▶ [PROBLEM DETAILS]: All entries below need to be written out exactly, but without their pictures.

━━━

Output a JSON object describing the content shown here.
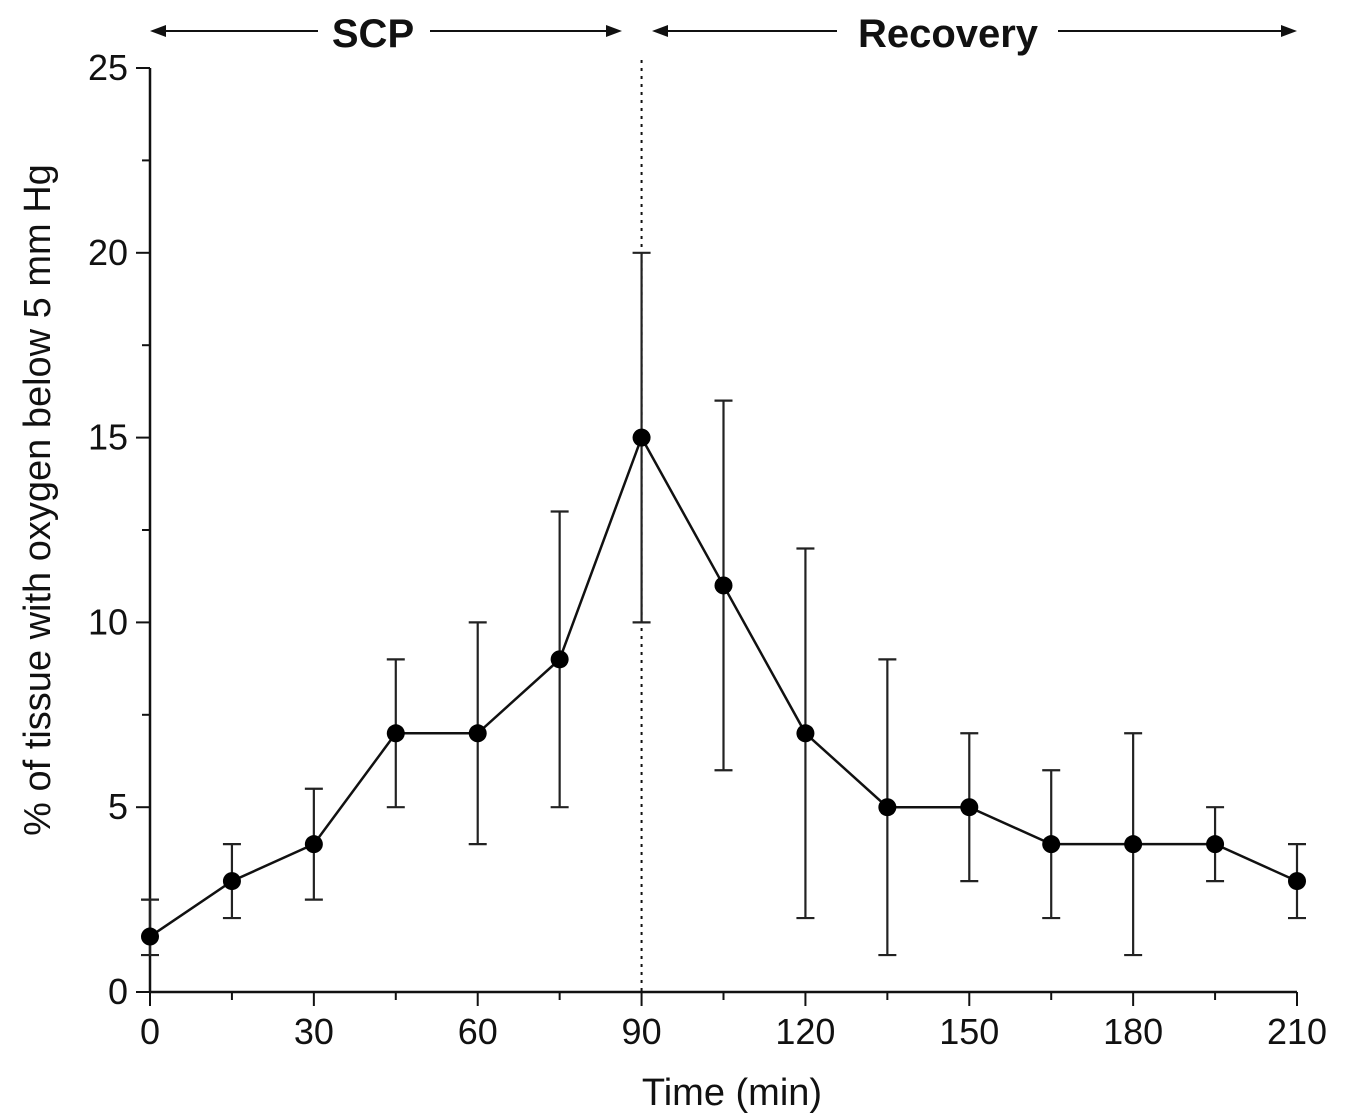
{
  "chart_data": {
    "type": "line",
    "title": "",
    "xlabel": "Time (min)",
    "ylabel": "% of tissue with oxygen below 5 mm Hg",
    "xlim": [
      0,
      210
    ],
    "ylim": [
      0,
      25
    ],
    "x_ticks": [
      0,
      30,
      60,
      90,
      120,
      150,
      180,
      210
    ],
    "x_tick_labels": [
      "0",
      "30",
      "60",
      "90",
      "120",
      "150",
      "180",
      "210"
    ],
    "y_ticks": [
      0,
      5,
      10,
      15,
      20,
      25
    ],
    "y_tick_labels": [
      "0",
      "5",
      "10",
      "15",
      "20",
      "25"
    ],
    "grid": false,
    "legend": "none",
    "series": [
      {
        "x": [
          0,
          15,
          30,
          45,
          60,
          75,
          90,
          105,
          120,
          135,
          150,
          165,
          180,
          195,
          210
        ],
        "values": [
          1.5,
          3,
          4,
          7,
          7,
          9,
          15,
          11,
          7,
          5,
          5,
          4,
          4,
          4,
          3
        ],
        "error_low": [
          1,
          2,
          2.5,
          5,
          4,
          5,
          10,
          6,
          2,
          1,
          3,
          2,
          1,
          3,
          2
        ],
        "error_high": [
          2.5,
          4,
          5.5,
          9,
          10,
          13,
          20,
          16,
          12,
          9,
          7,
          6,
          7,
          5,
          4
        ]
      }
    ],
    "annotations": {
      "divider_x": 90,
      "phases": [
        {
          "label": "SCP",
          "from": 0,
          "to": 90
        },
        {
          "label": "Recovery",
          "from": 90,
          "to": 210
        }
      ]
    },
    "colors": {
      "line": "#111111",
      "marker": "#000000",
      "axis": "#111111"
    }
  }
}
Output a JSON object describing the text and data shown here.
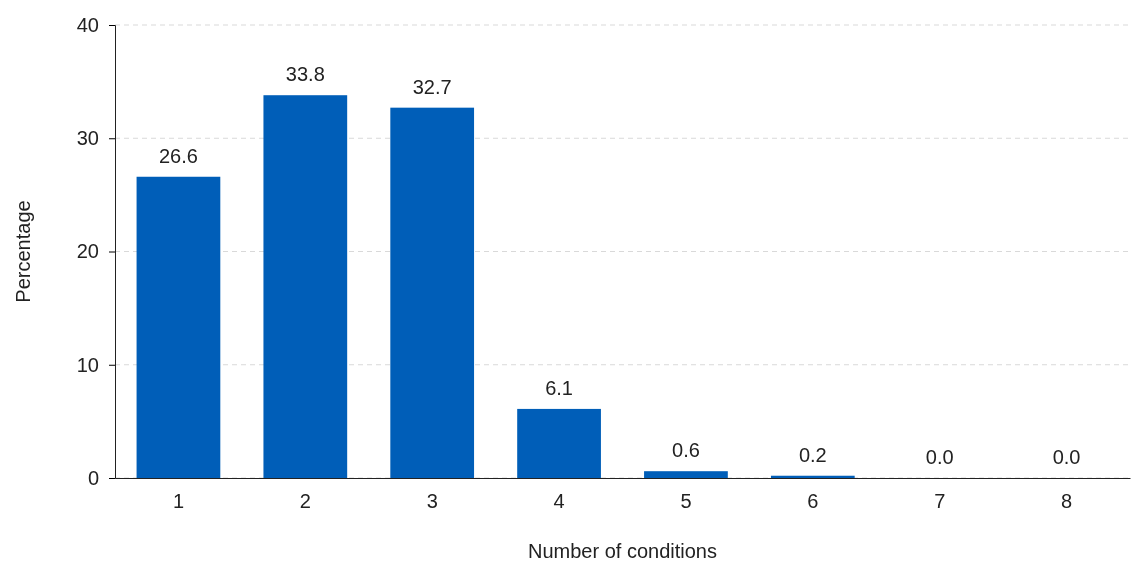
{
  "chart_data": {
    "type": "bar",
    "xlabel": "Number of conditions",
    "ylabel": "Percentage",
    "categories": [
      "1",
      "2",
      "3",
      "4",
      "5",
      "6",
      "7",
      "8"
    ],
    "values": [
      26.6,
      33.8,
      32.7,
      6.1,
      0.6,
      0.2,
      0.0,
      0.0
    ],
    "value_labels": [
      "26.6",
      "33.8",
      "32.7",
      "6.1",
      "0.6",
      "0.2",
      "0.0",
      "0.0"
    ],
    "color": "#005eb8",
    "ylim": [
      0,
      40
    ],
    "yticks": [
      0,
      10,
      20,
      30,
      40
    ],
    "grid": "y"
  }
}
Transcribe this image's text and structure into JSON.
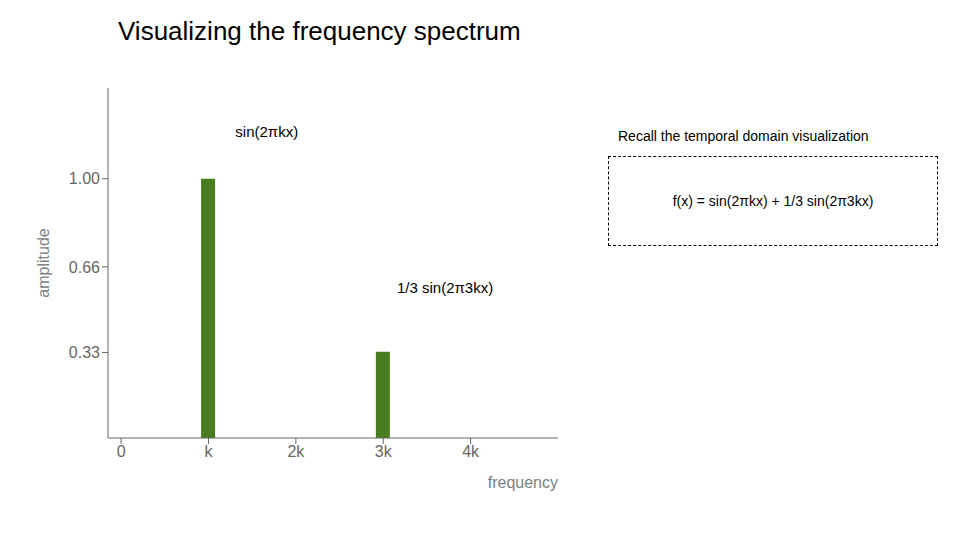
{
  "chart_data": {
    "type": "bar",
    "title": "Visualizing the frequency spectrum",
    "x_label": "frequency",
    "y_label": "amplitude",
    "x": [
      1,
      3
    ],
    "values": [
      1.0,
      0.333
    ],
    "color": "#4a7c20",
    "xlim": [
      -0.15,
      5.0
    ],
    "ylim": [
      0,
      1.35
    ],
    "xticks": [
      0,
      {
        "value": 1,
        "label": "k"
      },
      {
        "value": 2,
        "label": "2k"
      },
      {
        "value": 3,
        "label": "3k"
      },
      {
        "value": 4,
        "label": "4k"
      }
    ],
    "yticks": [
      0.33,
      0.66,
      {
        "value": 1.0,
        "label": "1.00"
      }
    ],
    "grid": false,
    "annotations": [
      {
        "text": "sin(2πkx)",
        "x": 1.25,
        "y": 1.18
      },
      {
        "text": "1/3 sin(2π3kx)",
        "x": 3.1,
        "y": 0.58
      }
    ],
    "inset": {
      "title": "Recall the temporal domain visualization",
      "text": "f(x) = sin(2πkx) + 1/3 sin(2π3kx)"
    }
  }
}
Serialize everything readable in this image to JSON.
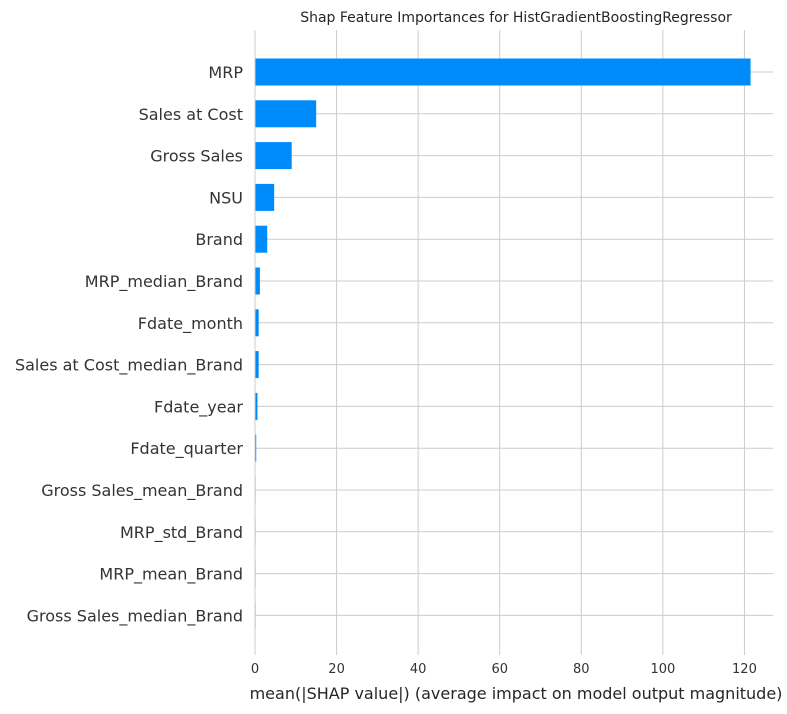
{
  "chart_data": {
    "type": "bar",
    "orientation": "horizontal",
    "title": "Shap Feature Importances for HistGradientBoostingRegressor",
    "xlabel": "mean(|SHAP value|) (average impact on model output magnitude)",
    "ylabel": "",
    "xlim": [
      0,
      127
    ],
    "xticks": [
      0,
      20,
      40,
      60,
      80,
      100,
      120
    ],
    "grid": true,
    "bar_color": "#008BFB",
    "categories": [
      "MRP",
      "Sales at Cost",
      "Gross Sales",
      "NSU",
      "Brand",
      "MRP_median_Brand",
      "Fdate_month",
      "Sales at Cost_median_Brand",
      "Fdate_year",
      "Fdate_quarter",
      "Gross Sales_mean_Brand",
      "MRP_std_Brand",
      "MRP_mean_Brand",
      "Gross Sales_median_Brand"
    ],
    "values": [
      121.5,
      15,
      9,
      4.7,
      3,
      1.2,
      0.9,
      0.9,
      0.6,
      0.3,
      0.05,
      0.04,
      0.03,
      0.02
    ]
  }
}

━━━

▶ [THE RESULT]:
Output a JSON object describing the content shown here.
{
  "chart_data": {
    "type": "line",
    "title": "",
    "xlabel": "Time (min)",
    "ylabel": "% of tissue with oxygen below 5 mm Hg",
    "xlim": [
      0,
      210
    ],
    "ylim": [
      0,
      25
    ],
    "x_ticks": [
      0,
      30,
      60,
      90,
      120,
      150,
      180,
      210
    ],
    "x_tick_labels": [
      "0",
      "30",
      "60",
      "90",
      "120",
      "150",
      "180",
      "210"
    ],
    "y_ticks": [
      0,
      5,
      10,
      15,
      20,
      25
    ],
    "y_tick_labels": [
      "0",
      "5",
      "10",
      "15",
      "20",
      "25"
    ],
    "grid": false,
    "legend": "none",
    "series": [
      {
        "x": [
          0,
          15,
          30,
          45,
          60,
          75,
          90,
          105,
          120,
          135,
          150,
          165,
          180,
          195,
          210
        ],
        "values": [
          1.5,
          3,
          4,
          7,
          7,
          9,
          15,
          11,
          7,
          5,
          5,
          4,
          4,
          4,
          3
        ],
        "error_low": [
          1,
          2,
          2.5,
          5,
          4,
          5,
          10,
          6,
          2,
          1,
          3,
          2,
          1,
          3,
          2
        ],
        "error_high": [
          2.5,
          4,
          5.5,
          9,
          10,
          13,
          20,
          16,
          12,
          9,
          7,
          6,
          7,
          5,
          4
        ]
      }
    ],
    "annotations": {
      "divider_x": 90,
      "phases": [
        {
          "label": "SCP",
          "from": 0,
          "to": 90
        },
        {
          "label": "Recovery",
          "from": 90,
          "to": 210
        }
      ]
    },
    "colors": {
      "line": "#111111",
      "marker": "#000000",
      "axis": "#111111"
    }
  }
}
Output a JSON object describing the text and data shown here.
{
  "chart_data": {
    "type": "bar",
    "xlabel": "Number of conditions",
    "ylabel": "Percentage",
    "categories": [
      "1",
      "2",
      "3",
      "4",
      "5",
      "6",
      "7",
      "8"
    ],
    "values": [
      26.6,
      33.8,
      32.7,
      6.1,
      0.6,
      0.2,
      0.0,
      0.0
    ],
    "value_labels": [
      "26.6",
      "33.8",
      "32.7",
      "6.1",
      "0.6",
      "0.2",
      "0.0",
      "0.0"
    ],
    "color": "#005eb8",
    "ylim": [
      0,
      40
    ],
    "yticks": [
      0,
      10,
      20,
      30,
      40
    ],
    "grid": "y"
  }
}
Transcribe this image's text and structure into JSON.
{
  "chart_data": {
    "type": "bar",
    "title": "Visualizing the frequency spectrum",
    "x_label": "frequency",
    "y_label": "amplitude",
    "x": [
      1,
      3
    ],
    "values": [
      1.0,
      0.333
    ],
    "color": "#4a7c20",
    "xlim": [
      -0.15,
      5.0
    ],
    "ylim": [
      0,
      1.35
    ],
    "xticks": [
      0,
      {
        "value": 1,
        "label": "k"
      },
      {
        "value": 2,
        "label": "2k"
      },
      {
        "value": 3,
        "label": "3k"
      },
      {
        "value": 4,
        "label": "4k"
      }
    ],
    "yticks": [
      0.33,
      0.66,
      {
        "value": 1.0,
        "label": "1.00"
      }
    ],
    "grid": false,
    "annotations": [
      {
        "text": "sin(2πkx)",
        "x": 1.25,
        "y": 1.18
      },
      {
        "text": "1/3 sin(2π3kx)",
        "x": 3.1,
        "y": 0.58
      }
    ],
    "inset": {
      "title": "Recall the temporal domain visualization",
      "text": "f(x) = sin(2πkx) + 1/3 sin(2π3kx)"
    }
  }
}
Serialize everything readable in this image to JSON.
{
  "chart_data": {
    "type": "bar",
    "orientation": "horizontal",
    "title": "Shap Feature Importances for HistGradientBoostingRegressor",
    "xlabel": "mean(|SHAP value|) (average impact on model output magnitude)",
    "ylabel": "",
    "xlim": [
      0,
      127
    ],
    "xticks": [
      0,
      20,
      40,
      60,
      80,
      100,
      120
    ],
    "grid": true,
    "bar_color": "#008BFB",
    "categories": [
      "MRP",
      "Sales at Cost",
      "Gross Sales",
      "NSU",
      "Brand",
      "MRP_median_Brand",
      "Fdate_month",
      "Sales at Cost_median_Brand",
      "Fdate_year",
      "Fdate_quarter",
      "Gross Sales_mean_Brand",
      "MRP_std_Brand",
      "MRP_mean_Brand",
      "Gross Sales_median_Brand"
    ],
    "values": [
      121.5,
      15,
      9,
      4.7,
      3,
      1.2,
      0.9,
      0.9,
      0.6,
      0.3,
      0.05,
      0.04,
      0.03,
      0.02
    ]
  }
}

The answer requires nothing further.